- _WORK TO BE COMPLETED_: Copy out, from the entries below, each line holding the string "shortcut".

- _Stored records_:
* * * * * * *

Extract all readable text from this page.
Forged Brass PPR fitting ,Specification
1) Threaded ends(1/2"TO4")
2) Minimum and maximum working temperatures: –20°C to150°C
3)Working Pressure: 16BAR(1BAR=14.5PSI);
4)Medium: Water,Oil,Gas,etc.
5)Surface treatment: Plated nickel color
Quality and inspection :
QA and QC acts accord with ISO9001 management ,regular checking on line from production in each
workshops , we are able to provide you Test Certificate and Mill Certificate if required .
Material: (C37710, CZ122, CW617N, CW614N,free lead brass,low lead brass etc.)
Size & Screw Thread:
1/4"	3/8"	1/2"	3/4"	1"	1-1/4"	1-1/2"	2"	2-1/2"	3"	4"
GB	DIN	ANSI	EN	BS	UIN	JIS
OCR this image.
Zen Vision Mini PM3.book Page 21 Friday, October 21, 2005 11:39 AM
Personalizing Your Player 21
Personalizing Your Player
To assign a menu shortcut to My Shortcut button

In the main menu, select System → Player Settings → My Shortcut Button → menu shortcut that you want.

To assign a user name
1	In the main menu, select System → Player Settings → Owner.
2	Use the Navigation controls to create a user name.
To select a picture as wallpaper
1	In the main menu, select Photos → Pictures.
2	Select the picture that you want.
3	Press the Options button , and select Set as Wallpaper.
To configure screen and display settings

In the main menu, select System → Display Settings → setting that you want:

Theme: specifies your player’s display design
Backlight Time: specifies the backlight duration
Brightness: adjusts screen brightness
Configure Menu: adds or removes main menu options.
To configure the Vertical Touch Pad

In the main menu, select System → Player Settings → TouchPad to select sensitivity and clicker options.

* * * * * * *

- _RIGHT ANSWER_:
To assign a menu shortcut to My Shortcut button
In the main menu, select System → Player Settings → My Shortcut Button → menu shortcut that you want.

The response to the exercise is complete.